Filter for the word "title" and keep each matching line.

_Data for this task:_
★ ★ ★ ★ ★

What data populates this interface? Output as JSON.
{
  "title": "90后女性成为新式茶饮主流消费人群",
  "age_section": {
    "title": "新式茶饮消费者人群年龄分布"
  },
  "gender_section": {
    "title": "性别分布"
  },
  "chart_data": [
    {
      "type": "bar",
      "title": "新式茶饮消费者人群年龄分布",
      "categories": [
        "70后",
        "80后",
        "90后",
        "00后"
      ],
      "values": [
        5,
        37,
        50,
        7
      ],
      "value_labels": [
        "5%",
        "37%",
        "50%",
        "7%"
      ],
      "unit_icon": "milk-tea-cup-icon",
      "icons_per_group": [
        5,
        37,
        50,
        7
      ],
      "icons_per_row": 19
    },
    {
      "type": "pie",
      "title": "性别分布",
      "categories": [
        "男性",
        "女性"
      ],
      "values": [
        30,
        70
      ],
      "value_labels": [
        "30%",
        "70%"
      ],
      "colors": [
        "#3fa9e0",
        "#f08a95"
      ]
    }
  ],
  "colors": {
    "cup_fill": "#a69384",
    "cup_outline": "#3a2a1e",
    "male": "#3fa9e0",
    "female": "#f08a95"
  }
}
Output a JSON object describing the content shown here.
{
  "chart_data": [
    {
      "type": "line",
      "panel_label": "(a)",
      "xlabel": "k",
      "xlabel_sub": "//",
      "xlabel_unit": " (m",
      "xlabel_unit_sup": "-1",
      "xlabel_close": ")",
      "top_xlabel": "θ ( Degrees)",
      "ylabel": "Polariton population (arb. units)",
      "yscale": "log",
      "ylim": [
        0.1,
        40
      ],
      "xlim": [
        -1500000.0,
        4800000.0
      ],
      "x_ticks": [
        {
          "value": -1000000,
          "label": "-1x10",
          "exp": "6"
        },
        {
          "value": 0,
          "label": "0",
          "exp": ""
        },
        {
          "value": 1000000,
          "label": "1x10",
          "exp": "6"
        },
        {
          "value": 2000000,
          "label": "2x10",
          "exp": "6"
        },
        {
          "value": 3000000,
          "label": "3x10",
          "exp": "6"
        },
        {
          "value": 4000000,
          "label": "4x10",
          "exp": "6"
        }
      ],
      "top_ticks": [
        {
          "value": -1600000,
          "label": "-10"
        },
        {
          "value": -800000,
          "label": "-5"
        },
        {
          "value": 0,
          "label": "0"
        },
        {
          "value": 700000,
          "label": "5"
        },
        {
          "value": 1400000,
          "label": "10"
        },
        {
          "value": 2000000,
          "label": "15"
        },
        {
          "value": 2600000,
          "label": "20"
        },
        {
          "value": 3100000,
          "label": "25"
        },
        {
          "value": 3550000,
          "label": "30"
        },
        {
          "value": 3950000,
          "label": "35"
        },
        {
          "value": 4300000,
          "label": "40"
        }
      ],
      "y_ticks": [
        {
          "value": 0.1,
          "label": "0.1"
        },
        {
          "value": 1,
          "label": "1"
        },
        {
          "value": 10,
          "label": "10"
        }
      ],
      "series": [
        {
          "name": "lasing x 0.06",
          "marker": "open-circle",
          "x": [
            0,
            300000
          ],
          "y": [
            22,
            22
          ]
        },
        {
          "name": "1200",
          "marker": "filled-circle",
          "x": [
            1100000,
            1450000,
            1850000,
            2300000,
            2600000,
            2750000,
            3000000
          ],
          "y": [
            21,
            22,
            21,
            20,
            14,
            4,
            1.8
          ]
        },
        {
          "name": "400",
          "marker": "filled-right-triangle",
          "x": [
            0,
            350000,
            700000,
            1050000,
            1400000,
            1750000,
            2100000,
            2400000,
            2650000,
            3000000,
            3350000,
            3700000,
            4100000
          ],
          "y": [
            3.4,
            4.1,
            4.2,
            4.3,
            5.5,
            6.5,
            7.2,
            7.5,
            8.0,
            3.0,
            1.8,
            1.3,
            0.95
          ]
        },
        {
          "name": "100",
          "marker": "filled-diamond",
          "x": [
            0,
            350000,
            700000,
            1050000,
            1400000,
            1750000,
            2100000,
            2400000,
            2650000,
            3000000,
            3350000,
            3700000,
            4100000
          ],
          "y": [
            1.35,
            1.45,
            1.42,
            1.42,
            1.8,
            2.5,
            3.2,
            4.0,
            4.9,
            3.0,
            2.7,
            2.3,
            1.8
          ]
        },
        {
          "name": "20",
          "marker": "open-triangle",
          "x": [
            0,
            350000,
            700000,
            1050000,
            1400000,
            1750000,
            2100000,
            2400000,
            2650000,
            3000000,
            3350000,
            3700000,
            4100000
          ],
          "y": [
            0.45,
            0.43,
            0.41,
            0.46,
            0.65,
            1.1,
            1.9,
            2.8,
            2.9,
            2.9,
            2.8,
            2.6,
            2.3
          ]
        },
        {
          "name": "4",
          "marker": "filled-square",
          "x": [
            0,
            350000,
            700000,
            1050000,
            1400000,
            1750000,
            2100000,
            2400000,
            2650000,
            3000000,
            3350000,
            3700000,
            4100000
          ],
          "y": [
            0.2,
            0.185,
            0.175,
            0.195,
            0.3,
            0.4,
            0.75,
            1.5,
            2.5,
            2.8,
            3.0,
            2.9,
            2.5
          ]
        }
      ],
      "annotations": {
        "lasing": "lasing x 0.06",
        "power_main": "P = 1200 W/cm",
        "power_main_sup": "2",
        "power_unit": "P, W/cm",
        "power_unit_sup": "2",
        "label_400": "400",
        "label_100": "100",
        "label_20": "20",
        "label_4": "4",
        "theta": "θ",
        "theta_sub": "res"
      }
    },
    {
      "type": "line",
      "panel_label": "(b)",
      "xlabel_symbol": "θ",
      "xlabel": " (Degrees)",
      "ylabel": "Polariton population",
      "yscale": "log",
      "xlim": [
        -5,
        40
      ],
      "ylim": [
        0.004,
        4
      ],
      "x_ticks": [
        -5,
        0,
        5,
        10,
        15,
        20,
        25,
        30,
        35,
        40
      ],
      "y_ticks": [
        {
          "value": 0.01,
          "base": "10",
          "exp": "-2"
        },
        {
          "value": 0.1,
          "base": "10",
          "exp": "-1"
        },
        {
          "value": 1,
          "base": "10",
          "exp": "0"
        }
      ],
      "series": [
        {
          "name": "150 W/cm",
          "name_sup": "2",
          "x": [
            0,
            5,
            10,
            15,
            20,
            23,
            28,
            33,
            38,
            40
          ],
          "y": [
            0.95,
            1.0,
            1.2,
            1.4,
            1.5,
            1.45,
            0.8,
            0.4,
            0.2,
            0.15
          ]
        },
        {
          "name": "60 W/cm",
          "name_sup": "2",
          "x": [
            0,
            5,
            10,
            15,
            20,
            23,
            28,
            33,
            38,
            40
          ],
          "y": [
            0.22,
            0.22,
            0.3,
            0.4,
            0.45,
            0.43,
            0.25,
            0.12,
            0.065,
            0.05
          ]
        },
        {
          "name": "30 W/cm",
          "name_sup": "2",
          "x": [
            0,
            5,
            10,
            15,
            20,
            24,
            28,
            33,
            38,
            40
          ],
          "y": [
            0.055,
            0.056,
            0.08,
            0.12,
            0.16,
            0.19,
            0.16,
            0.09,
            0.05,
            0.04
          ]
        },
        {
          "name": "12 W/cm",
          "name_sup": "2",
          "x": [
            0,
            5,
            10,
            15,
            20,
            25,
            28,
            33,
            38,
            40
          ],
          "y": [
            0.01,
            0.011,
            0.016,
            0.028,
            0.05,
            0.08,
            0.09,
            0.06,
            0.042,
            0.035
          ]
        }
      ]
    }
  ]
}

★ ★ ★ ★ ★

_Solution to this exercise:_
  "title": "90后女性成为新式茶饮主流消费人群",
    "title": "新式茶饮消费者人群年龄分布"
    "title": "性别分布"
      "title": "新式茶饮消费者人群年龄分布",
      "title": "性别分布",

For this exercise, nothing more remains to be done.